**EXERCISE DIRECTIONS**
Can you give again, word for word, everything from the start of the data down through the line containing "The vibration generating device 56 is", with the pictures left out?

**RECORD EXCERPTS**
--- start ---

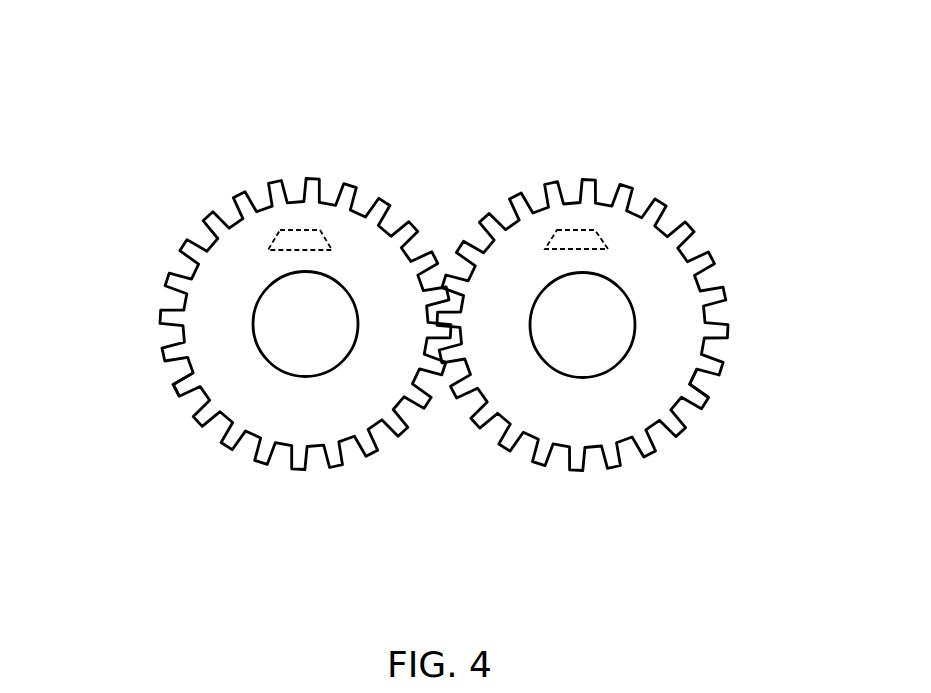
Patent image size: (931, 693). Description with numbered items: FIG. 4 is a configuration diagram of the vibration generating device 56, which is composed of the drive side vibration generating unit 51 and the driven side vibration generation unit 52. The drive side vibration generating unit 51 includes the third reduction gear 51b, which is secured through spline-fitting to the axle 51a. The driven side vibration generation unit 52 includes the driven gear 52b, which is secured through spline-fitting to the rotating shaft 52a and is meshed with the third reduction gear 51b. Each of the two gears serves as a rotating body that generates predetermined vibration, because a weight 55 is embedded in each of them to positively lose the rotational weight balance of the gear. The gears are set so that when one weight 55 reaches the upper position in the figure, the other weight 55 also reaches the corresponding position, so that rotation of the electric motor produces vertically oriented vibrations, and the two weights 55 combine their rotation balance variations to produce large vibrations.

The drive side vibration generating unit 51 is at (145, 279).
The axle 51a is at (291, 343).
The third reduction gear 51b is at (168, 391).
The driven side vibration generation unit 52 is at (730, 253).
The rotating shaft 52a is at (577, 343).
The driven gear 52b is at (710, 405).
The weight 55 is at (297, 230).
The vibration generating device 56 is at (451, 98).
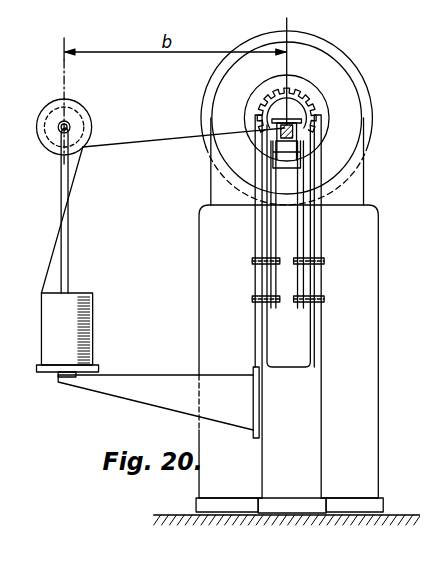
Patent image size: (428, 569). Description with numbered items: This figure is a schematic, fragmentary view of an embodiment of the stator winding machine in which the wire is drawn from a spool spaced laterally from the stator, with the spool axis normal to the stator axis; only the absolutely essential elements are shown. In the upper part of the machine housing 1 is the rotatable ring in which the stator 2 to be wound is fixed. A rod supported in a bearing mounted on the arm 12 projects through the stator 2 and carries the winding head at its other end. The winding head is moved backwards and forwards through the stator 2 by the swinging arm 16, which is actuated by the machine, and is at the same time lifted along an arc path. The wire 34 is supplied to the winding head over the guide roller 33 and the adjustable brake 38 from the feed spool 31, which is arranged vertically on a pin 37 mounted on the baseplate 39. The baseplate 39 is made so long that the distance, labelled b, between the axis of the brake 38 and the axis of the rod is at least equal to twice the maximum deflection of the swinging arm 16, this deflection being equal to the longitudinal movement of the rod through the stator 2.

--- end ---

**REPLY**
Patent image size: (931, 693). Description with numbered items: FIG. 4 is a configuration diagram of the vibration generating device 56, which is composed of the drive side vibration generating unit 51 and the driven side vibration generation unit 52. The drive side vibration generating unit 51 includes the third reduction gear 51b, which is secured through spline-fitting to the axle 51a. The driven side vibration generation unit 52 includes the driven gear 52b, which is secured through spline-fitting to the rotating shaft 52a and is meshed with the third reduction gear 51b. Each of the two gears serves as a rotating body that generates predetermined vibration, because a weight 55 is embedded in each of them to positively lose the rotational weight balance of the gear. The gears are set so that when one weight 55 reaches the upper position in the figure, the other weight 55 also reaches the corresponding position, so that rotation of the electric motor produces vertically oriented vibrations, and the two weights 55 combine their rotation balance variations to produce large vibrations.

The drive side vibration generating unit 51 is at (145, 279).
The axle 51a is at (291, 343).
The third reduction gear 51b is at (168, 391).
The driven side vibration generation unit 52 is at (730, 253).
The rotating shaft 52a is at (577, 343).
The driven gear 52b is at (710, 405).
The weight 55 is at (297, 230).
The vibration generating device 56 is at (451, 98).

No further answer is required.